PASSAGE PROVIDED>

—————

Persistent Homology vs Moran's I: Benchmarking Spatial Gene Expression on a Mouse Brain Visium Section
The standard spatial transcriptomics pipeline runs Moran's I, finds spatially variable genes, and calls it done. A new end-to-end tutorial challenges that workflow — not by replacing Moran's I, but by running persistent homology from GUDHI alongside it on a 2,688-spot V1 Adult Mouse Brain Visium section and asking a sharper question: what does autocorrelation systematically fail to see?
The answer turns out to be less interesting than the framing. Moran's I and persistent homology are not measuring the same underlying property of spatial gene expression. They are orthogonal instruments. Running one as a "check" on the other exposes a category error that most spatial omics pipelines quietly commit — and fixing that error changes how you should structure any production spatial analysis workflow.
The Autocorrelation Monoculture in Spatial Omics
Spatial transcriptomics, particularly the 10x Genomics Visium platform, captures gene expression at discrete barcoded spots arranged in a hexagonal grid. Since the Visium launch, the computational biology community has converged on a small set of spatial statistics for identifying genes whose expression varies non-randomly across tissue. Moran's I is the dominant choice, and for legitimate reasons: it has a closed-form null distribution under spatial randomness, it outputs a z-score that reviewers recognize, and it integrates naturally into scanpy/squidpy pipelines.
The problem is not that Moran's I is wrong. It is that Moran's I measures one specific thing — local smoothness, defined as the correlation between each spot's expression and the expression of its immediate spatial neighbours. A gene with high Moran's I has similar values in adjacent spots. A gene with low Moran's I varies unpredictably from spot to spot.
What Moran's I does not capture is global topological structure: whether high-expression spots form a closed ring around a ventricle, whether expression defines a nested hollow domain across multiple cortical layers, whether a gene delineates a connected crescent across tissue that only becomes visible at a coarser spatial scale. These are the geometric signatures that topological data analysis is specifically designed to detect, and they can appear in genes with unremarkable Moran's I statistics.
The result is an analytical monoculture. Most published spatial omics analyses use Moran's I (or one of its close relatives, like Geary's C) as the sole criterion for spatial structure, discarding signals that autocorrelation statistics are constitutionally unable to see.

—————

TASKS TO PERFORM>
1. How many spots are on the mouse brain Visium section analyzed in the Moran's I passage?
2. Write out the Moran's I passage from "What Moran's I" up to and including "Moran's I statistics.".
The items have no connection to the Moran's I passage.

—————

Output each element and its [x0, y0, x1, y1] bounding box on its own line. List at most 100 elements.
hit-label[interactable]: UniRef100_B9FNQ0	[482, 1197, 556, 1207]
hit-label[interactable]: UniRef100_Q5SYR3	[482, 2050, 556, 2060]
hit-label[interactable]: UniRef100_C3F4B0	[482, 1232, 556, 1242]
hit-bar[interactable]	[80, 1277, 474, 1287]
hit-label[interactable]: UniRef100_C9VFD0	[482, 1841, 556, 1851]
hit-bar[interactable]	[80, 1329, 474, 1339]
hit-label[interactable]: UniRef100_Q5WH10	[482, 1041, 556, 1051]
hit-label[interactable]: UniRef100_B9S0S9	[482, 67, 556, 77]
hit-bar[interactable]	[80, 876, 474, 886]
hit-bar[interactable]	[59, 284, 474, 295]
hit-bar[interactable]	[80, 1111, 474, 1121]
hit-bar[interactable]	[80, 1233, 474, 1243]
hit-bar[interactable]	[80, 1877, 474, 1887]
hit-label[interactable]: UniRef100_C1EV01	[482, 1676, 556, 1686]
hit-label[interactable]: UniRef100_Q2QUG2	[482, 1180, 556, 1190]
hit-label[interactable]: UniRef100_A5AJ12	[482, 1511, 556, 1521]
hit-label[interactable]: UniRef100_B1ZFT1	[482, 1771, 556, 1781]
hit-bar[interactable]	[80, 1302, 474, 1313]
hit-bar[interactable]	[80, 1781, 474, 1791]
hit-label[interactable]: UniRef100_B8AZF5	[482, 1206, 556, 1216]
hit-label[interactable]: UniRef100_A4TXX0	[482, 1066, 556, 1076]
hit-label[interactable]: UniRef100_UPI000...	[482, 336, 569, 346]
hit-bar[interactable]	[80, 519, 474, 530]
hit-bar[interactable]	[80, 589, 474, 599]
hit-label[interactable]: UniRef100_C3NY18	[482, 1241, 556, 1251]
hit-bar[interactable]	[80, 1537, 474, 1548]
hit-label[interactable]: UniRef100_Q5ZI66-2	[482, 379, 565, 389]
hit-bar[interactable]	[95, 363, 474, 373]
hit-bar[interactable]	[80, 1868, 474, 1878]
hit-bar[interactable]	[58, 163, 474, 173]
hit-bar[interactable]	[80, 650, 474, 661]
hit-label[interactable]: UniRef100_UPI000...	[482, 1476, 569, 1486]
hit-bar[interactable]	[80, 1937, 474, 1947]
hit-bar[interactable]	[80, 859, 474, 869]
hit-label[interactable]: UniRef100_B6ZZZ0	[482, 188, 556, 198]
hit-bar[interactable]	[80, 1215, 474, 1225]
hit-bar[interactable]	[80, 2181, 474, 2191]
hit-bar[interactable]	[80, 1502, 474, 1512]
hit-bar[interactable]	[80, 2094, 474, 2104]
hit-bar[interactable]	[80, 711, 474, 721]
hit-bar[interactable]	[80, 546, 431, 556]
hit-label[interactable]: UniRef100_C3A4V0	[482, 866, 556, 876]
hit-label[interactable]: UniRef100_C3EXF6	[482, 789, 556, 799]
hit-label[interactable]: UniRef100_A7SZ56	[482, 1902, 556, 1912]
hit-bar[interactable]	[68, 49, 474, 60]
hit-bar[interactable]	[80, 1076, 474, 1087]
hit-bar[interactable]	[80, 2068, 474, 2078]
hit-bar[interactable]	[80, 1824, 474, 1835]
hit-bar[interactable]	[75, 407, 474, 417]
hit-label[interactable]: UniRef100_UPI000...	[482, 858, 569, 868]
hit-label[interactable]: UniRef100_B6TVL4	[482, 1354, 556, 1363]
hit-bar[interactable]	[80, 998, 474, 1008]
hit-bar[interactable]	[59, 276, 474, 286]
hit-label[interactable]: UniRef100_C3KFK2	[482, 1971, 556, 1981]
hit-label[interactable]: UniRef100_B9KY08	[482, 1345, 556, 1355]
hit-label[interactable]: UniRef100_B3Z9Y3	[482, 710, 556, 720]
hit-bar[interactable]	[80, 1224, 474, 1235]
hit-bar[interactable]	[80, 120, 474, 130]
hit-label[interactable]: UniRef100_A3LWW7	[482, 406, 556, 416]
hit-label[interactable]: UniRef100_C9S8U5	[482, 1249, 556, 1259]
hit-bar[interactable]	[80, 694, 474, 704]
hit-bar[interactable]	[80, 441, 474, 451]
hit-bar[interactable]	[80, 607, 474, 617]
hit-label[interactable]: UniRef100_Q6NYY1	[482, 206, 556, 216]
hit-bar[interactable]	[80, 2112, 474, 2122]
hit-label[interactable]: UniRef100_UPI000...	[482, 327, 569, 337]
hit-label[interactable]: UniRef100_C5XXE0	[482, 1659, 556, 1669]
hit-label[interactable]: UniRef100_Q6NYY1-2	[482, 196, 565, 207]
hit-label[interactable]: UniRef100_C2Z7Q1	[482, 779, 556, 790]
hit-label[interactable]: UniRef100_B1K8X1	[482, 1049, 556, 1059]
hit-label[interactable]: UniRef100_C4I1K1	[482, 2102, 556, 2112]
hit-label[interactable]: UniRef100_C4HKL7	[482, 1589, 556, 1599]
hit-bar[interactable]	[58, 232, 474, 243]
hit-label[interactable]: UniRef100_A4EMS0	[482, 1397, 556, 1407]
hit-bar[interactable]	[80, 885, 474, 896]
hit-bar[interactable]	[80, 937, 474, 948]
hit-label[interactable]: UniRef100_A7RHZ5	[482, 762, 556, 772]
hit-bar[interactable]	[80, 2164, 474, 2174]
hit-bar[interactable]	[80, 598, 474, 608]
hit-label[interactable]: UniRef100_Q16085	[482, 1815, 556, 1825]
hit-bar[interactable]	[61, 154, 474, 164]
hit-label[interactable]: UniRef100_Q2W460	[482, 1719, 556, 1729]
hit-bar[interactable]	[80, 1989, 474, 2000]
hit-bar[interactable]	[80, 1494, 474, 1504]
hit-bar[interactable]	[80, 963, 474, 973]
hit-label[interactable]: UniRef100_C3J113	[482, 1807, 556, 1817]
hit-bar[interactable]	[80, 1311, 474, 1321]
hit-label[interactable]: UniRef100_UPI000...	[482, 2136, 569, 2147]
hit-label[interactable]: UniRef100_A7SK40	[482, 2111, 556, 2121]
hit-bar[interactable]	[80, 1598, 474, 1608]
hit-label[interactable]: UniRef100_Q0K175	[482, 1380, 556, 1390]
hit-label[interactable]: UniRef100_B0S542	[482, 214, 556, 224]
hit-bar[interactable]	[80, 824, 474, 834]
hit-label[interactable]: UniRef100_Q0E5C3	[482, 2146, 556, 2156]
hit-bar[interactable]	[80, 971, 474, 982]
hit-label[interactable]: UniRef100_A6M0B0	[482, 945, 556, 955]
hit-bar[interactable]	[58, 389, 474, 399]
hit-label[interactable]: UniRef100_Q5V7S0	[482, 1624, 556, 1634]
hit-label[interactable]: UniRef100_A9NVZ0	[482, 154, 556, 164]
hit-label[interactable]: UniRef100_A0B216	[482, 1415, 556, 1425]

—————

EXPECTED RESPONSES>
1. 2,688 spots

2.
What Moran's I does not capture is global topological structure: whether high-expression spots form a closed ring around a ventricle, whether expression defines a nested hollow domain across multiple cortical layers, whether a gene delineates a connected crescent across tissue that only becomes visible at a coarser spatial scale. These are the geometric signatures that topological data analysis is specifically designed to detect, and they can appear in genes with unremarkable Moran's I statistics.